— Begin Exercise inputs —
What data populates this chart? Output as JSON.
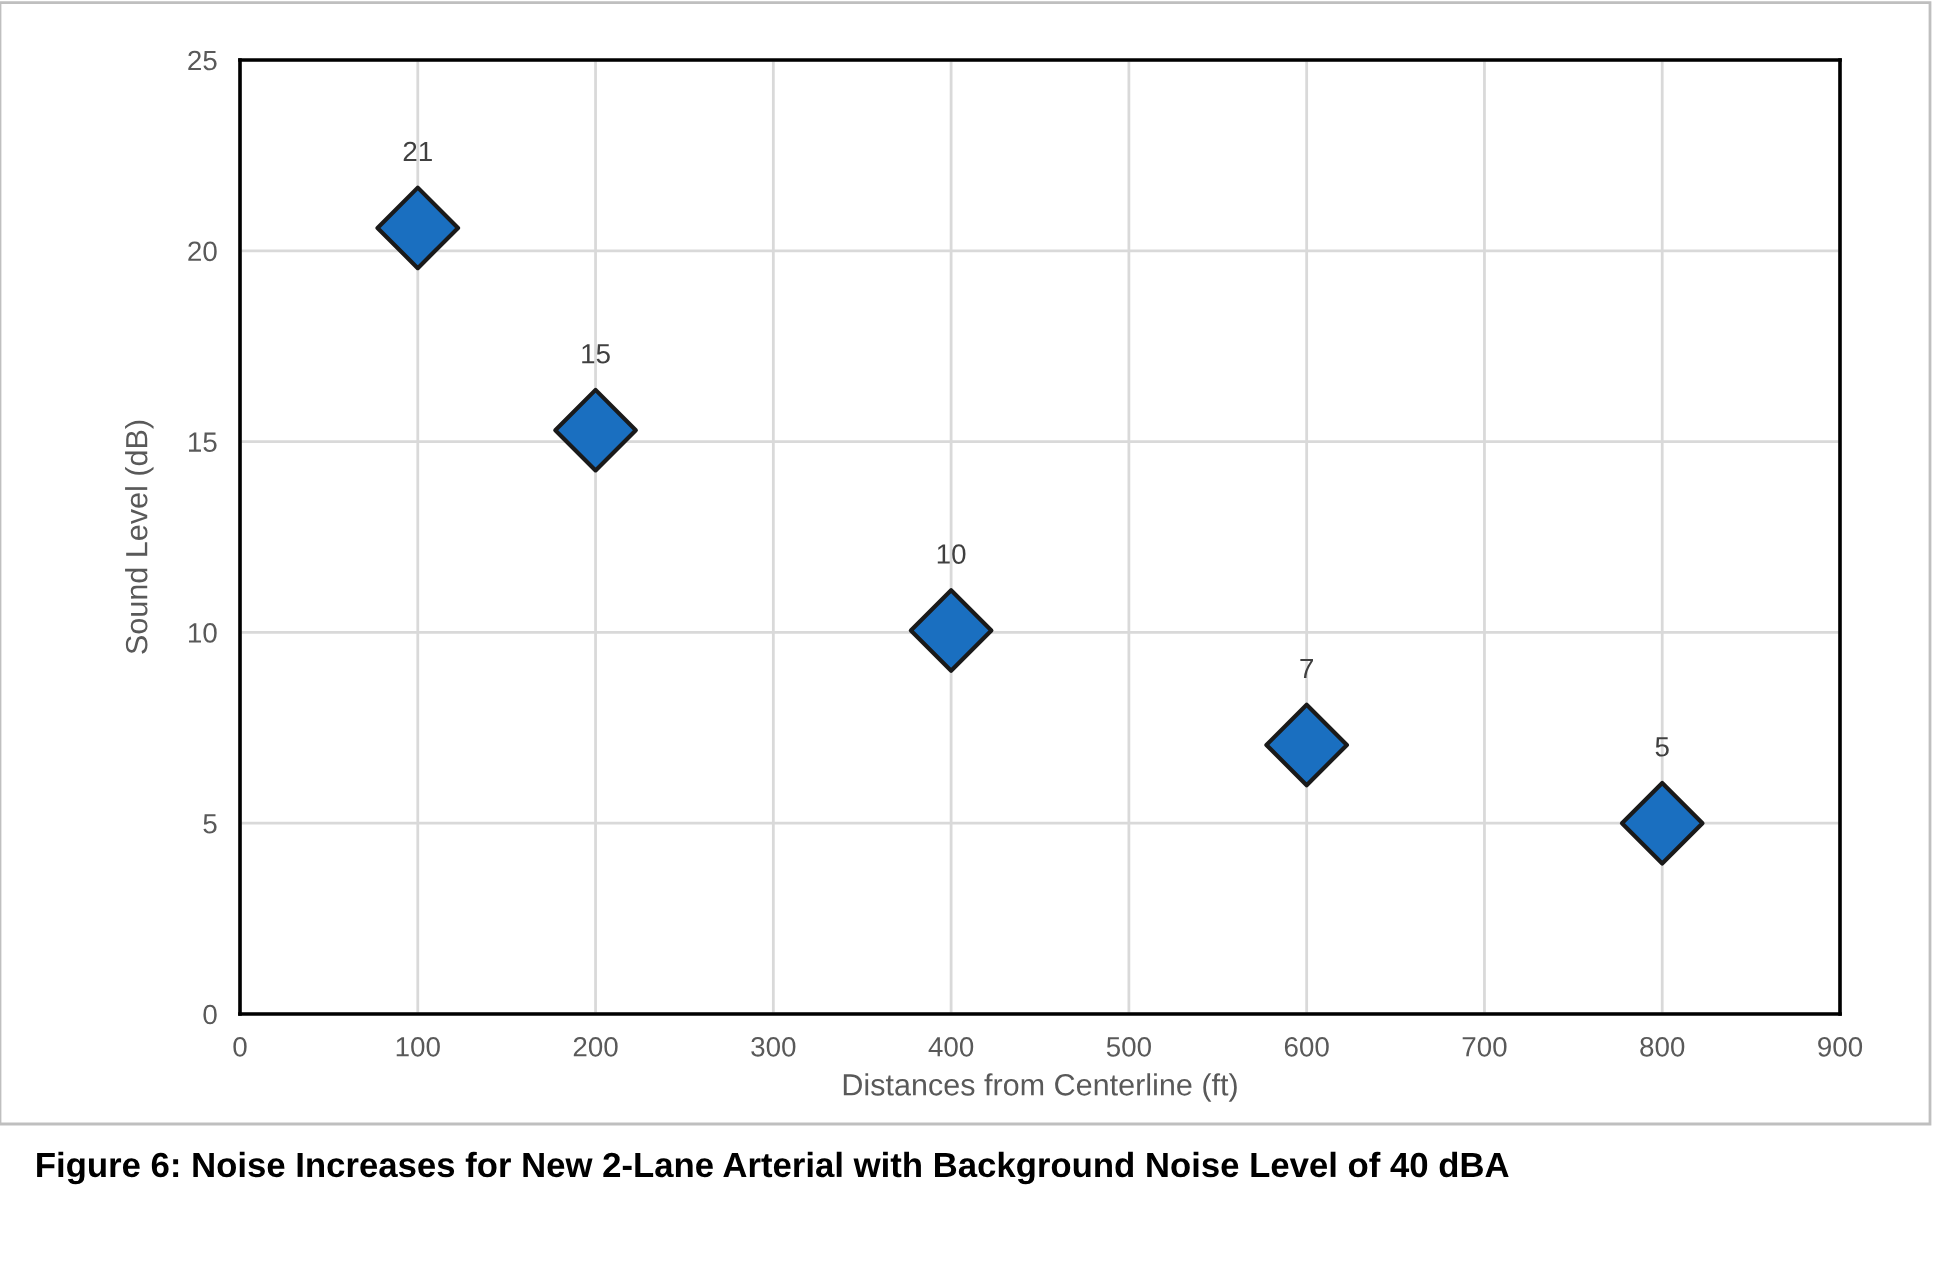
{
  "chart_data": {
    "type": "scatter",
    "x": [
      100,
      200,
      400,
      600,
      800
    ],
    "series": [
      {
        "color": "#1a6fc0",
        "values": [
          20.6,
          15.3,
          10.05,
          7.05,
          5.0
        ],
        "value_labels": [
          "21",
          "15",
          "10",
          "7",
          "5"
        ]
      }
    ],
    "xlabel": "Distances from Centerline (ft)",
    "ylabel": "Sound Level (dB)",
    "xlim": [
      0,
      900
    ],
    "xticks": [
      0,
      100,
      200,
      300,
      400,
      500,
      600,
      700,
      800,
      900
    ],
    "ylim": [
      0,
      25
    ],
    "yticks": [
      0,
      5,
      10,
      15,
      20,
      25
    ],
    "grid": true,
    "marker": "diamond",
    "annotations": [
      "Figure 6: Noise Increases for New 2-Lane Arterial with Background Noise Level of 40 dBA"
    ]
  }
}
— End Exercise inputs —
* What to produce
The pictures in the entries should be left out; output everything else exactly.

* Written response
What data populates this chart? Output as JSON.
{
  "chart_data": {
    "type": "scatter",
    "x": [
      100,
      200,
      400,
      600,
      800
    ],
    "series": [
      {
        "color": "#1a6fc0",
        "values": [
          20.6,
          15.3,
          10.05,
          7.05,
          5.0
        ],
        "value_labels": [
          "21",
          "15",
          "10",
          "7",
          "5"
        ]
      }
    ],
    "xlabel": "Distances from Centerline (ft)",
    "ylabel": "Sound Level (dB)",
    "xlim": [
      0,
      900
    ],
    "xticks": [
      0,
      100,
      200,
      300,
      400,
      500,
      600,
      700,
      800,
      900
    ],
    "ylim": [
      0,
      25
    ],
    "yticks": [
      0,
      5,
      10,
      15,
      20,
      25
    ],
    "grid": true,
    "marker": "diamond",
    "annotations": [
      "Figure 6: Noise Increases for New 2-Lane Arterial with Background Noise Level of 40 dBA"
    ]
  }
}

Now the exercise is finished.